** START Exercise input **
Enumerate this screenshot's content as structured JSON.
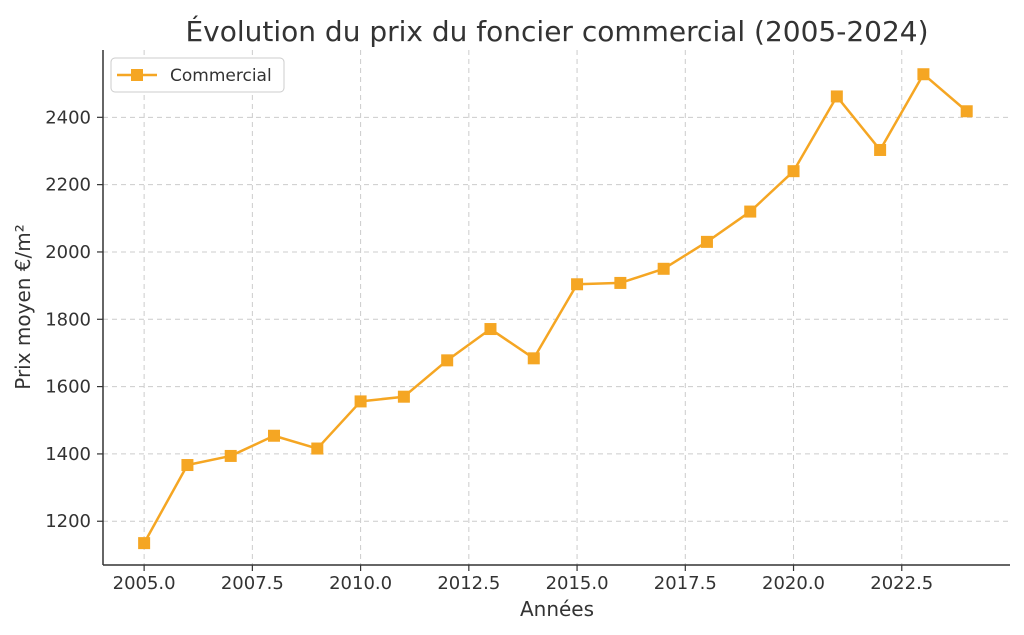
{
  "chart_data": {
    "type": "line",
    "title": "Évolution du prix du foncier commercial (2005-2024)",
    "xlabel": "Années",
    "ylabel": "Prix moyen €/m²",
    "xlim": [
      2004.05,
      2025.0
    ],
    "ylim": [
      1070,
      2600
    ],
    "x_ticks": [
      2005.0,
      2007.5,
      2010.0,
      2012.5,
      2015.0,
      2017.5,
      2020.0,
      2022.5
    ],
    "x_tick_labels": [
      "2005.0",
      "2007.5",
      "2010.0",
      "2012.5",
      "2015.0",
      "2017.5",
      "2020.0",
      "2022.5"
    ],
    "y_ticks": [
      1200,
      1400,
      1600,
      1800,
      2000,
      2200,
      2400
    ],
    "y_tick_labels": [
      "1200",
      "1400",
      "1600",
      "1800",
      "2000",
      "2200",
      "2400"
    ],
    "grid": true,
    "legend_position": "top-left",
    "series": [
      {
        "name": "Commercial",
        "color": "#f5a623",
        "marker": "square",
        "x": [
          2005,
          2006,
          2007,
          2008,
          2009,
          2010,
          2011,
          2012,
          2013,
          2014,
          2015,
          2016,
          2017,
          2018,
          2019,
          2020,
          2021,
          2022,
          2023,
          2024
        ],
        "y": [
          1135,
          1367,
          1394,
          1454,
          1416,
          1556,
          1570,
          1678,
          1771,
          1684,
          1904,
          1908,
          1950,
          2030,
          2120,
          2240,
          2462,
          2303,
          2528,
          2418
        ]
      }
    ]
  }
}
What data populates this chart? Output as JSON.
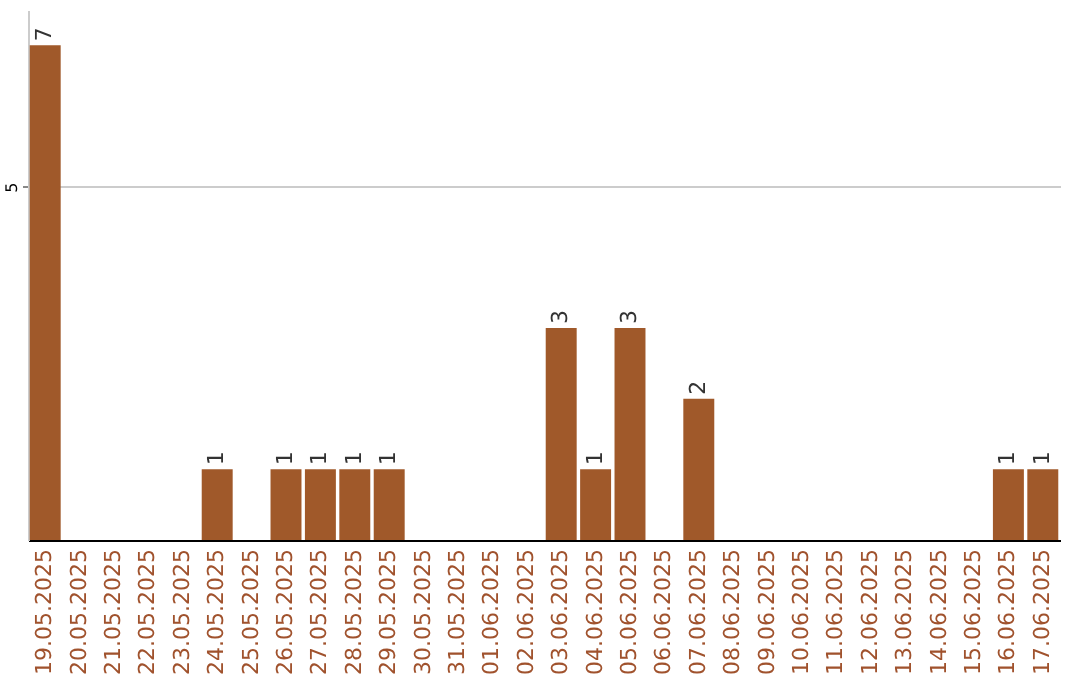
{
  "chart_data": {
    "type": "bar",
    "categories": [
      "19.05.2025",
      "20.05.2025",
      "21.05.2025",
      "22.05.2025",
      "23.05.2025",
      "24.05.2025",
      "25.05.2025",
      "26.05.2025",
      "27.05.2025",
      "28.05.2025",
      "29.05.2025",
      "30.05.2025",
      "31.05.2025",
      "01.06.2025",
      "02.06.2025",
      "03.06.2025",
      "04.06.2025",
      "05.06.2025",
      "06.06.2025",
      "07.06.2025",
      "08.06.2025",
      "09.06.2025",
      "10.06.2025",
      "11.06.2025",
      "12.06.2025",
      "13.06.2025",
      "14.06.2025",
      "15.06.2025",
      "16.06.2025",
      "17.06.2025"
    ],
    "values": [
      7,
      0,
      0,
      0,
      0,
      1,
      0,
      1,
      1,
      1,
      1,
      0,
      0,
      0,
      0,
      3,
      1,
      3,
      0,
      2,
      0,
      0,
      0,
      0,
      0,
      0,
      0,
      0,
      1,
      1
    ],
    "value_labels": [
      "7",
      null,
      null,
      null,
      null,
      "1",
      null,
      "1",
      "1",
      "1",
      "1",
      null,
      null,
      null,
      null,
      "3",
      "1",
      "3",
      null,
      "2",
      null,
      null,
      null,
      null,
      null,
      null,
      null,
      null,
      "1",
      "1"
    ],
    "color": "#a0592a",
    "ylim": [
      0,
      7.5
    ],
    "yticks": [
      5
    ],
    "grid": "y"
  }
}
** END Exercise input **
- **What is asked**: Omit the pictures and restate the rest of the records verbatim.

- **Answer below**:
Enumerate this screenshot's content as structured JSON.
{
  "chart_data": {
    "type": "line",
    "title": "Évolution du prix du foncier commercial (2005-2024)",
    "xlabel": "Années",
    "ylabel": "Prix moyen €/m²",
    "xlim": [
      2004.05,
      2025.0
    ],
    "ylim": [
      1070,
      2600
    ],
    "x_ticks": [
      2005.0,
      2007.5,
      2010.0,
      2012.5,
      2015.0,
      2017.5,
      2020.0,
      2022.5
    ],
    "x_tick_labels": [
      "2005.0",
      "2007.5",
      "2010.0",
      "2012.5",
      "2015.0",
      "2017.5",
      "2020.0",
      "2022.5"
    ],
    "y_ticks": [
      1200,
      1400,
      1600,
      1800,
      2000,
      2200,
      2400
    ],
    "y_tick_labels": [
      "1200",
      "1400",
      "1600",
      "1800",
      "2000",
      "2200",
      "2400"
    ],
    "grid": true,
    "legend_position": "top-left",
    "series": [
      {
        "name": "Commercial",
        "color": "#f5a623",
        "marker": "square",
        "x": [
          2005,
          2006,
          2007,
          2008,
          2009,
          2010,
          2011,
          2012,
          2013,
          2014,
          2015,
          2016,
          2017,
          2018,
          2019,
          2020,
          2021,
          2022,
          2023,
          2024
        ],
        "y": [
          1135,
          1367,
          1394,
          1454,
          1416,
          1556,
          1570,
          1678,
          1771,
          1684,
          1904,
          1908,
          1950,
          2030,
          2120,
          2240,
          2462,
          2303,
          2528,
          2418
        ]
      }
    ]
  }
}
What data populates this chart? Output as JSON.
{
  "chart_data": {
    "type": "bar",
    "categories": [
      "19.05.2025",
      "20.05.2025",
      "21.05.2025",
      "22.05.2025",
      "23.05.2025",
      "24.05.2025",
      "25.05.2025",
      "26.05.2025",
      "27.05.2025",
      "28.05.2025",
      "29.05.2025",
      "30.05.2025",
      "31.05.2025",
      "01.06.2025",
      "02.06.2025",
      "03.06.2025",
      "04.06.2025",
      "05.06.2025",
      "06.06.2025",
      "07.06.2025",
      "08.06.2025",
      "09.06.2025",
      "10.06.2025",
      "11.06.2025",
      "12.06.2025",
      "13.06.2025",
      "14.06.2025",
      "15.06.2025",
      "16.06.2025",
      "17.06.2025"
    ],
    "values": [
      7,
      0,
      0,
      0,
      0,
      1,
      0,
      1,
      1,
      1,
      1,
      0,
      0,
      0,
      0,
      3,
      1,
      3,
      0,
      2,
      0,
      0,
      0,
      0,
      0,
      0,
      0,
      0,
      1,
      1
    ],
    "value_labels": [
      "7",
      null,
      null,
      null,
      null,
      "1",
      null,
      "1",
      "1",
      "1",
      "1",
      null,
      null,
      null,
      null,
      "3",
      "1",
      "3",
      null,
      "2",
      null,
      null,
      null,
      null,
      null,
      null,
      null,
      null,
      "1",
      "1"
    ],
    "color": "#a0592a",
    "ylim": [
      0,
      7.5
    ],
    "yticks": [
      5
    ],
    "grid": "y"
  }
}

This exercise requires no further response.